**Set exercise**: List each line of the data that holds the string "icon", please.

Data records
-- BEGIN --
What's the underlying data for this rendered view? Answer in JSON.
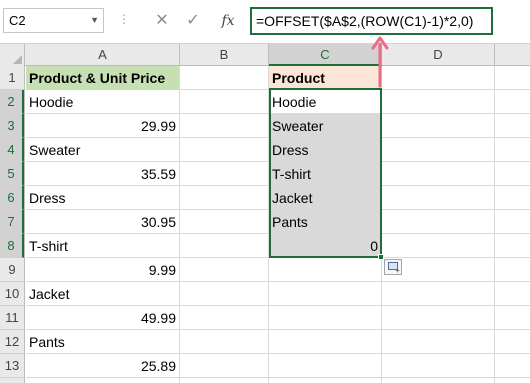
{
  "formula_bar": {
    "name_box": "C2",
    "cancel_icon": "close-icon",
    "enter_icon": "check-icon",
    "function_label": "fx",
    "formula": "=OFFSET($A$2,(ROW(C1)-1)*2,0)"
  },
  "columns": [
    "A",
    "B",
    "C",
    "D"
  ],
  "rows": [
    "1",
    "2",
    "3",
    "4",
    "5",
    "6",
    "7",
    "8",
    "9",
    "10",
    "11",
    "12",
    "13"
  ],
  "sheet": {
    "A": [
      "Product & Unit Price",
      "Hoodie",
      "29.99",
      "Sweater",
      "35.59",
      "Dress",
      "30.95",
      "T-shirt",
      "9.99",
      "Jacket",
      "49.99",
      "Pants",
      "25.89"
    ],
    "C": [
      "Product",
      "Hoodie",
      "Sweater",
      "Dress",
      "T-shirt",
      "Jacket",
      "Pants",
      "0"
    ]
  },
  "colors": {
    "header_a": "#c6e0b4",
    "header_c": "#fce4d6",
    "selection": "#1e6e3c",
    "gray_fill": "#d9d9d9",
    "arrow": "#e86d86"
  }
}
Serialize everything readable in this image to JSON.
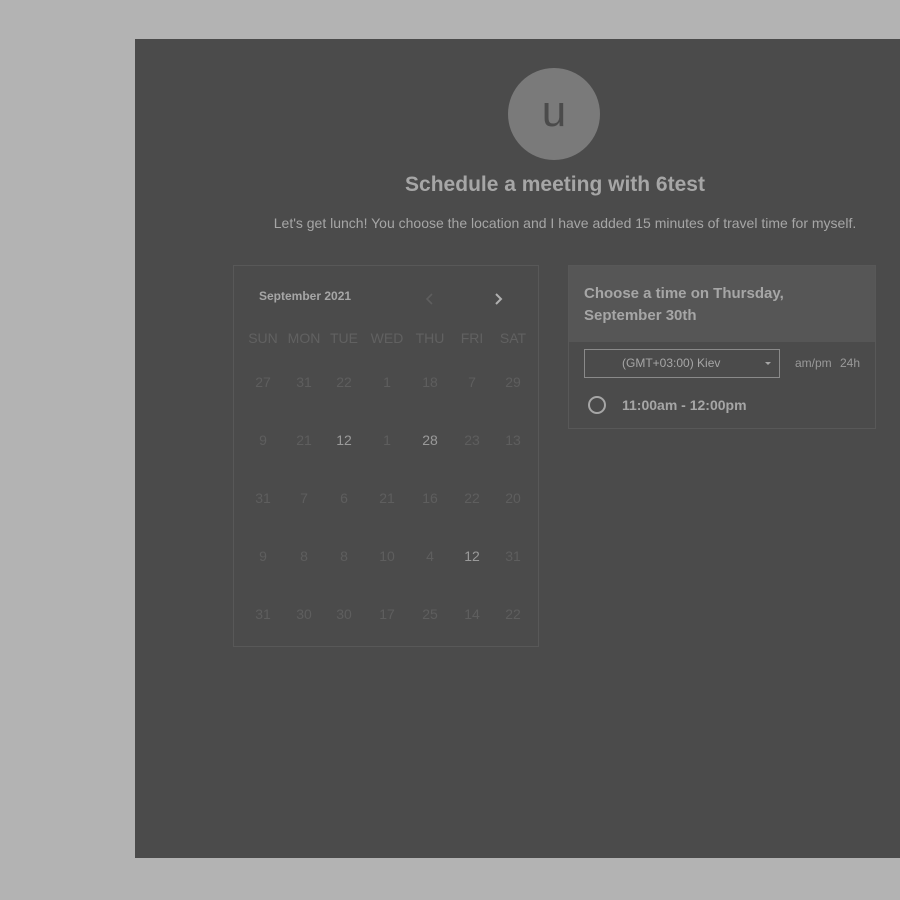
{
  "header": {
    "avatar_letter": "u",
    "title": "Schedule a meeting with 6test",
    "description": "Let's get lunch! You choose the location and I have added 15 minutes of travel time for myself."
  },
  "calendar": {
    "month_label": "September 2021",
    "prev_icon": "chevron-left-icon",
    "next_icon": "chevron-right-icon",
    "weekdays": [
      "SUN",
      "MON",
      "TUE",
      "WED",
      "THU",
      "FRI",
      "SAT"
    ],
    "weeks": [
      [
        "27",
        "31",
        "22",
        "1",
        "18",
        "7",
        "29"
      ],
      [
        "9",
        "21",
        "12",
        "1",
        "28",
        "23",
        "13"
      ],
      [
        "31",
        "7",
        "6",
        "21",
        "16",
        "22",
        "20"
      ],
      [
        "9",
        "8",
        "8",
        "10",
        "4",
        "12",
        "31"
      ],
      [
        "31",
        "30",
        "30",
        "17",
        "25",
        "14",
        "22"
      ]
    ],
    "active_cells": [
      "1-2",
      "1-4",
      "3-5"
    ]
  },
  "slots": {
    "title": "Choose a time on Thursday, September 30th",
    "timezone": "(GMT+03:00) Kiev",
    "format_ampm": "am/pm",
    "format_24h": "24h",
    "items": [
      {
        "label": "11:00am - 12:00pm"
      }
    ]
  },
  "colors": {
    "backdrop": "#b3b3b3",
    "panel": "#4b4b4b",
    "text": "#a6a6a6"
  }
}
-- END --
-- BEGIN --
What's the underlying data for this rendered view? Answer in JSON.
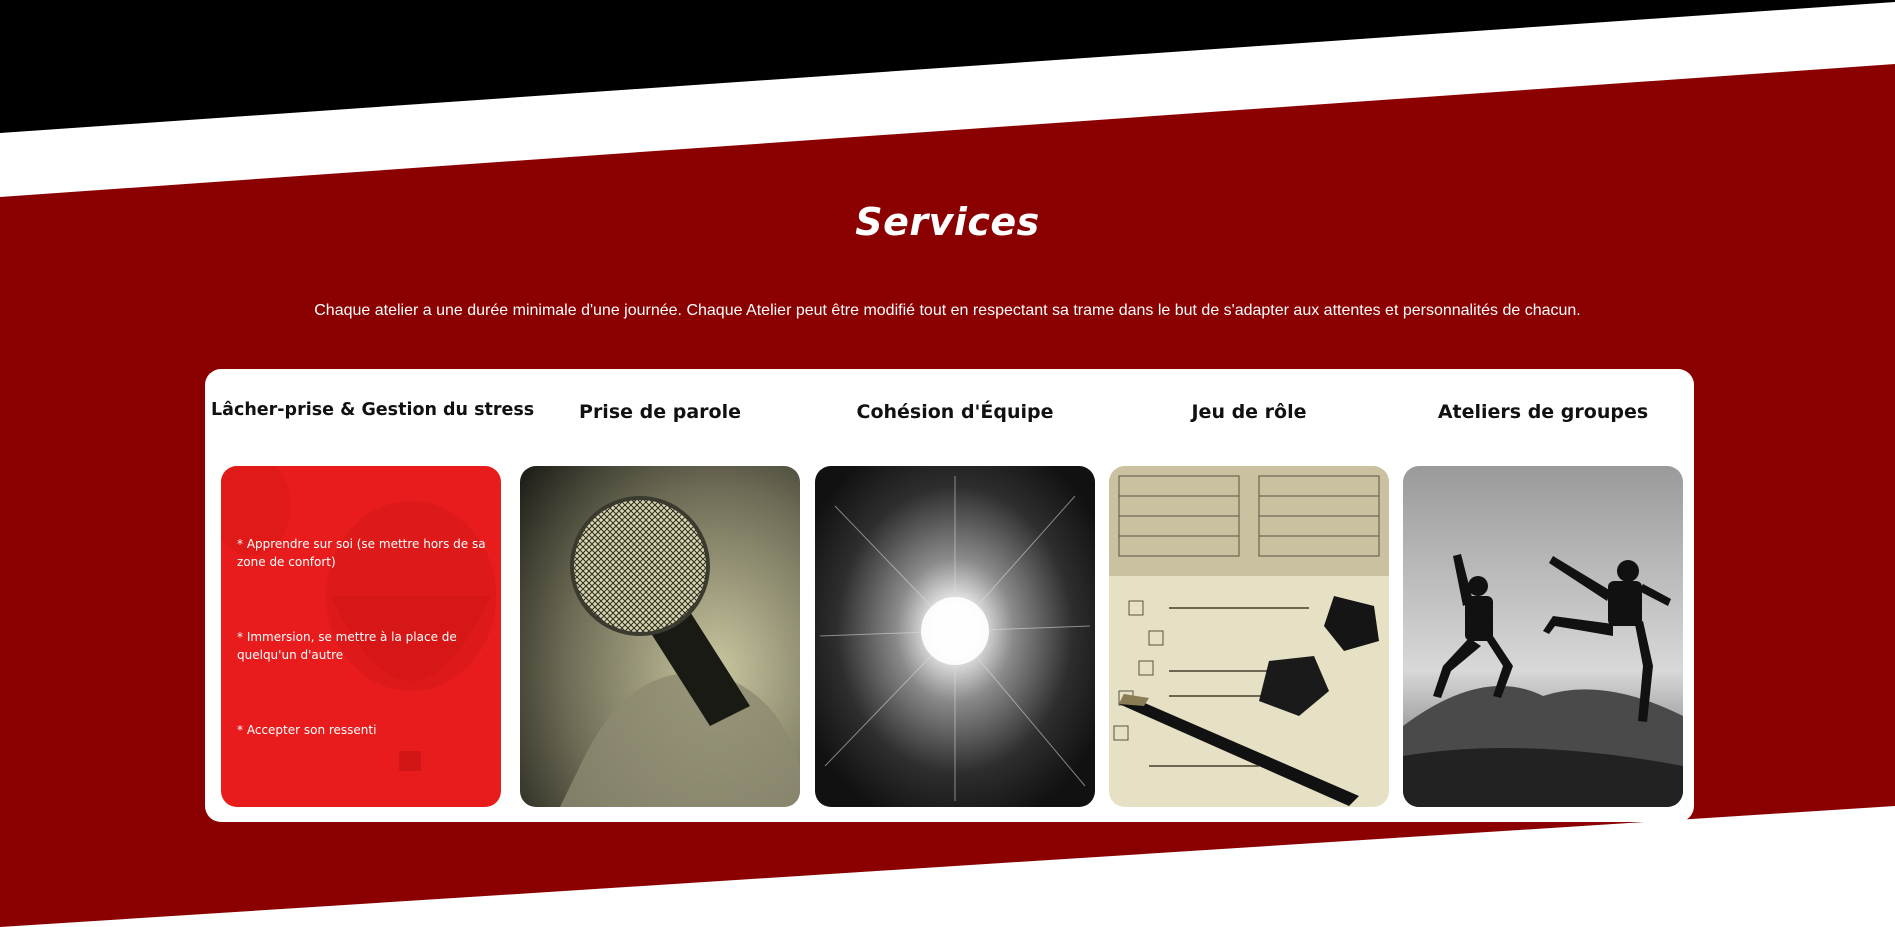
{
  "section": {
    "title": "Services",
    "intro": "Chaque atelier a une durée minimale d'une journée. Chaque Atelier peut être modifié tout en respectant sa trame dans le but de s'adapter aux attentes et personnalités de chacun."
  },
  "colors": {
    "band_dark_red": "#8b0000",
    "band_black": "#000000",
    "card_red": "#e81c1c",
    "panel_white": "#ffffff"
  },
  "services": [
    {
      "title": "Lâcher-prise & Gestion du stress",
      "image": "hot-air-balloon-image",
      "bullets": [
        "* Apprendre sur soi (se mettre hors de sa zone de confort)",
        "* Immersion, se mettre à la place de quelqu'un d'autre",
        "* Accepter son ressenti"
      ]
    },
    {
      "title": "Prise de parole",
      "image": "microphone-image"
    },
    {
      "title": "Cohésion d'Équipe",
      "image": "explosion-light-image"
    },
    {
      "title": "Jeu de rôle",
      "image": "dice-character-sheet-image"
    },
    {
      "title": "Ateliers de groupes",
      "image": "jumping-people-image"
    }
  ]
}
-- END --
**Task answer**:
    "cancel_icon": "close-icon",
    "enter_icon": "check-icon",
    "prev_icon": "chevron-left-icon",
    "next_icon": "chevron-right-icon",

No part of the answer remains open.